* [EXERCISE DIRECTIONS] From the entries below, please gather each line containing the string "name".

+++++

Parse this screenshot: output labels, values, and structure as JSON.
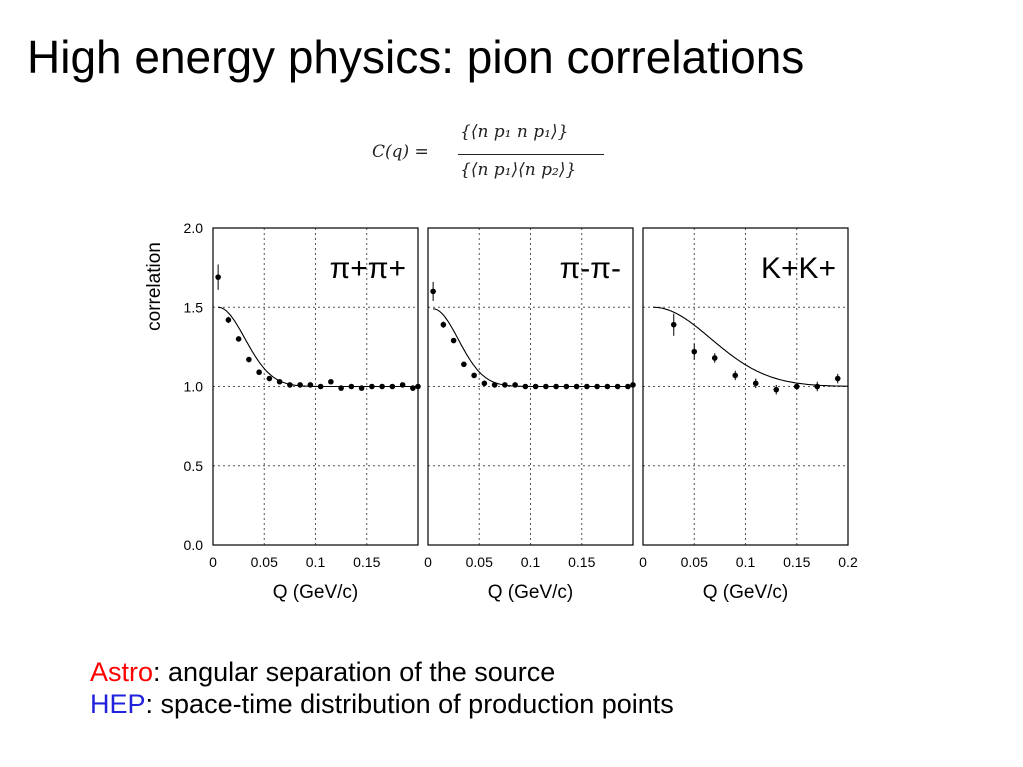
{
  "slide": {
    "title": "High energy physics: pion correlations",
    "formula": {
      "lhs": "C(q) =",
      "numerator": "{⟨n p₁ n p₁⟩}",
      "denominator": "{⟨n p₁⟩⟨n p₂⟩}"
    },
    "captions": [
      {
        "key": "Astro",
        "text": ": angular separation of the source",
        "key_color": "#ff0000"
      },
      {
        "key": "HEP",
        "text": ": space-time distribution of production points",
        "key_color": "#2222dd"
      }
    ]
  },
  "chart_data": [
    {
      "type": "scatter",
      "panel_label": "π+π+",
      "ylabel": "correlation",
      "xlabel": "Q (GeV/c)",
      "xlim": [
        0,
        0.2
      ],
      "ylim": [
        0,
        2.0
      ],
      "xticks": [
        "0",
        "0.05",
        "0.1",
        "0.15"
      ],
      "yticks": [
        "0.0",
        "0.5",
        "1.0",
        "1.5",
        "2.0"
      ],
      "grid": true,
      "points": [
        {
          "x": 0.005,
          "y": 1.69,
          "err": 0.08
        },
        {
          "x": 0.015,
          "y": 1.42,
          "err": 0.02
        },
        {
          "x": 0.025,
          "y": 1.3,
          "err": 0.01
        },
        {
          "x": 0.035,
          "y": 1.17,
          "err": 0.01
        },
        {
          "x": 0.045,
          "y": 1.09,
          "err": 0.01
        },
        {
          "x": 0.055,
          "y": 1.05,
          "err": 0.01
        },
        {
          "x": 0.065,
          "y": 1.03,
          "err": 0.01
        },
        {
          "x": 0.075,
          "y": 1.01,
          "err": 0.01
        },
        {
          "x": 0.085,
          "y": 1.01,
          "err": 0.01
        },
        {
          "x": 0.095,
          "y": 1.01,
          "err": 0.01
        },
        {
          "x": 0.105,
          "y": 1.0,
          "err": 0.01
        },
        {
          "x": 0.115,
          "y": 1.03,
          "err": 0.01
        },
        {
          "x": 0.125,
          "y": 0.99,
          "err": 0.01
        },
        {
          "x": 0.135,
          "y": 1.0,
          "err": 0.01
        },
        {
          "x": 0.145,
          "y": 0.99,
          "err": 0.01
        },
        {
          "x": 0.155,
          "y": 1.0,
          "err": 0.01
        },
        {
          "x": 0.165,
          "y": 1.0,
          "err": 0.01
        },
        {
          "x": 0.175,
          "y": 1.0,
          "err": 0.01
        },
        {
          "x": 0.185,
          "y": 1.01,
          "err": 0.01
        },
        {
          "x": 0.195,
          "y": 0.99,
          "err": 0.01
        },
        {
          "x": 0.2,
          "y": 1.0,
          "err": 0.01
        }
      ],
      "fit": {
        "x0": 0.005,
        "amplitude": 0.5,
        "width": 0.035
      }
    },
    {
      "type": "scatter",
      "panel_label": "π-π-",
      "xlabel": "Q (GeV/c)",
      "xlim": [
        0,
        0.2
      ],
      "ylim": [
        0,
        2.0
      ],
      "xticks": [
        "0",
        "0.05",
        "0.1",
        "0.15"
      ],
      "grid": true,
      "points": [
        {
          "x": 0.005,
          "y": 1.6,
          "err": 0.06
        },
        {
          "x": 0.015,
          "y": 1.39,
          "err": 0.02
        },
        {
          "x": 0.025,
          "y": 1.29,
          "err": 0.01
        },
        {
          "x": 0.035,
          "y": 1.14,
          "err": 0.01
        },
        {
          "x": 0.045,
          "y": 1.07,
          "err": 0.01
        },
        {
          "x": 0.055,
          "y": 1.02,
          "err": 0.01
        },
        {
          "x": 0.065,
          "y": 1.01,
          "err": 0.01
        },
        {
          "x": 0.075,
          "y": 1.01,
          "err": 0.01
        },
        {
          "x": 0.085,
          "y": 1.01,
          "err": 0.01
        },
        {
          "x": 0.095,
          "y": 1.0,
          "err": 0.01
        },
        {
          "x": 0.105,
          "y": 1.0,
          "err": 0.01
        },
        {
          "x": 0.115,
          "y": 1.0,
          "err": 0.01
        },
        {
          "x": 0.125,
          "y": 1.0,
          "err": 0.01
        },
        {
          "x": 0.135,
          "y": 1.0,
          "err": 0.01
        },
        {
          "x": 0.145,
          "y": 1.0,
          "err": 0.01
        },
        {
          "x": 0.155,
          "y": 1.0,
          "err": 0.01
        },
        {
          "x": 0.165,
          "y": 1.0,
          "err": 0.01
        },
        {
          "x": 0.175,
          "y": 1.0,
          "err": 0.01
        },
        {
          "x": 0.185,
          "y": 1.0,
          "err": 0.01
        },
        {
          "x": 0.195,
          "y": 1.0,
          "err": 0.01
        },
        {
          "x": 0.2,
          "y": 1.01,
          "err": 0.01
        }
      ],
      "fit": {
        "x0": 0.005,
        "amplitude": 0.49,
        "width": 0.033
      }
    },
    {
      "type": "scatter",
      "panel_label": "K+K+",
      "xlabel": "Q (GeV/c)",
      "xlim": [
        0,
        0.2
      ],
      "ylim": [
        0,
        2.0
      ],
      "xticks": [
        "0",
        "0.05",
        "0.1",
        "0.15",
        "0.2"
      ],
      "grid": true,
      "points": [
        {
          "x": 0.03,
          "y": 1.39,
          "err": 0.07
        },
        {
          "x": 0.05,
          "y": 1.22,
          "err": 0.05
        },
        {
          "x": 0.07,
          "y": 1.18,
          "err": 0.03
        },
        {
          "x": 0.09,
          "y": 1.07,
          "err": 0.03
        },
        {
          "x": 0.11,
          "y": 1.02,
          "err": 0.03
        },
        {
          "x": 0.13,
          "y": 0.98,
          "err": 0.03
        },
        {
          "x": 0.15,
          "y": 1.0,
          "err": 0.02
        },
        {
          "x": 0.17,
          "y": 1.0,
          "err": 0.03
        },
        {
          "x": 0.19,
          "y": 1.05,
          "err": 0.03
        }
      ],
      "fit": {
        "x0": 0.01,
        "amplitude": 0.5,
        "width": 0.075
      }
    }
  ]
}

+++++

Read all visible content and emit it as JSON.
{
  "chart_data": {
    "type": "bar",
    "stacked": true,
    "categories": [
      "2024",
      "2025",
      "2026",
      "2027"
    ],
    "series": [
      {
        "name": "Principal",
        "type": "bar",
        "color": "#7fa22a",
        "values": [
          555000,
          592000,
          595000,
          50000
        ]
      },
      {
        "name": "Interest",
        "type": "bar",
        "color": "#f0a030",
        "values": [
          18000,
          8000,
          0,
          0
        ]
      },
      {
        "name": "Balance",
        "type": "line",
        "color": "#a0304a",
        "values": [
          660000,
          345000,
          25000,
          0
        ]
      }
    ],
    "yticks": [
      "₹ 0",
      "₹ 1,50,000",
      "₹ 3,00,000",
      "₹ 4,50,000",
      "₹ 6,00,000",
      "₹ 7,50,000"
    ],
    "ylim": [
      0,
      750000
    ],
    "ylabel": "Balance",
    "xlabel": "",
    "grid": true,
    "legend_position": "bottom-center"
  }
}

+++++

* [TASK RESULT]
        "name": "Principal",
        "name": "Interest",
        "name": "Balance",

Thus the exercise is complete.